Dataset records:
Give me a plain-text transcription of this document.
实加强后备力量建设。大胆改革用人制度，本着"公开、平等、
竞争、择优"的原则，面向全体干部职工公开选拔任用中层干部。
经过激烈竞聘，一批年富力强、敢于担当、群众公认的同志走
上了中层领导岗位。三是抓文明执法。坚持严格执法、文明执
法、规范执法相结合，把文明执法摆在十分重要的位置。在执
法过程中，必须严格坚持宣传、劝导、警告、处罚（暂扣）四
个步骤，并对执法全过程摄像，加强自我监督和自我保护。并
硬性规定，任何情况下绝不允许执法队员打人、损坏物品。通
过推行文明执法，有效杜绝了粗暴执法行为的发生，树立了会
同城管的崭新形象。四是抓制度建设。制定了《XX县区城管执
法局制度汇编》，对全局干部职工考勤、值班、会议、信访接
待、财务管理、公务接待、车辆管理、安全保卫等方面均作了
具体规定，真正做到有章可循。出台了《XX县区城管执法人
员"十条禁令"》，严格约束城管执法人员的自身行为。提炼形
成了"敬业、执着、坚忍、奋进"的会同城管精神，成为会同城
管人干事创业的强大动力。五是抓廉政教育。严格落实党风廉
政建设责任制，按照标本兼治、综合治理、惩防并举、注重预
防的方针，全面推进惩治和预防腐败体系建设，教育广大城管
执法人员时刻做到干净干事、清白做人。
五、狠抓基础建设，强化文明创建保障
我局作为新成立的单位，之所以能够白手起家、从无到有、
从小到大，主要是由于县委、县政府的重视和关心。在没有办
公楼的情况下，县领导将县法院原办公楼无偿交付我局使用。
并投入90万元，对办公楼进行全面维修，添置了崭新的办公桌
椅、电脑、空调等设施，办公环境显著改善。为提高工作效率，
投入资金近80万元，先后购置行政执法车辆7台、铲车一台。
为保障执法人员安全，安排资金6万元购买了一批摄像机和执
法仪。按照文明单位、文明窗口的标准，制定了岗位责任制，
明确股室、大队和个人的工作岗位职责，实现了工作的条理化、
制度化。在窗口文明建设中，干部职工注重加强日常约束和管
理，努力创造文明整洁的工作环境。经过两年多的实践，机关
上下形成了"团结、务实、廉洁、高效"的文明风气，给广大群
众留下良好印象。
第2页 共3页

EXERCISE AIM: Quote all the records exactly, please, leaving none out.

SOLUTION TO THE EXERCISE:
Give me a plain-text transcription of this document.
实加强后备力量建设。大胆改革用人制度，本着"公开、平等、
竞争、择优"的原则，面向全体干部职工公开选拔任用中层干部。
经过激烈竞聘，一批年富力强、敢于担当、群众公认的同志走
上了中层领导岗位。三是抓文明执法。坚持严格执法、文明执
法、规范执法相结合，把文明执法摆在十分重要的位置。在执
法过程中，必须严格坚持宣传、劝导、警告、处罚（暂扣）四
个步骤，并对执法全过程摄像，加强自我监督和自我保护。并
硬性规定，任何情况下绝不允许执法队员打人、损坏物品。通
过推行文明执法，有效杜绝了粗暴执法行为的发生，树立了会
同城管的崭新形象。四是抓制度建设。制定了《XX县区城管执
法局制度汇编》，对全局干部职工考勤、值班、会议、信访接
待、财务管理、公务接待、车辆管理、安全保卫等方面均作了
具体规定，真正做到有章可循。出台了《XX县区城管执法人
员"十条禁令"》，严格约束城管执法人员的自身行为。提炼形
成了"敬业、执着、坚忍、奋进"的会同城管精神，成为会同城
管人干事创业的强大动力。五是抓廉政教育。严格落实党风廉
政建设责任制，按照标本兼治、综合治理、惩防并举、注重预
防的方针，全面推进惩治和预防腐败体系建设，教育广大城管
执法人员时刻做到干净干事、清白做人。
五、狠抓基础建设，强化文明创建保障
我局作为新成立的单位，之所以能够白手起家、从无到有、
从小到大，主要是由于县委、县政府的重视和关心。在没有办
公楼的情况下，县领导将县法院原办公楼无偿交付我局使用。
并投入90万元，对办公楼进行全面维修，添置了崭新的办公桌
椅、电脑、空调等设施，办公环境显著改善。为提高工作效率，
投入资金近80万元，先后购置行政执法车辆7台、铲车一台。
为保障执法人员安全，安排资金6万元购买了一批摄像机和执
法仪。按照文明单位、文明窗口的标准，制定了岗位责任制，
明确股室、大队和个人的工作岗位职责，实现了工作的条理化、
制度化。在窗口文明建设中，干部职工注重加强日常约束和管
理，努力创造文明整洁的工作环境。经过两年多的实践，机关
上下形成了"团结、务实、廉洁、高效"的文明风气，给广大群
众留下良好印象。
第2页 共3页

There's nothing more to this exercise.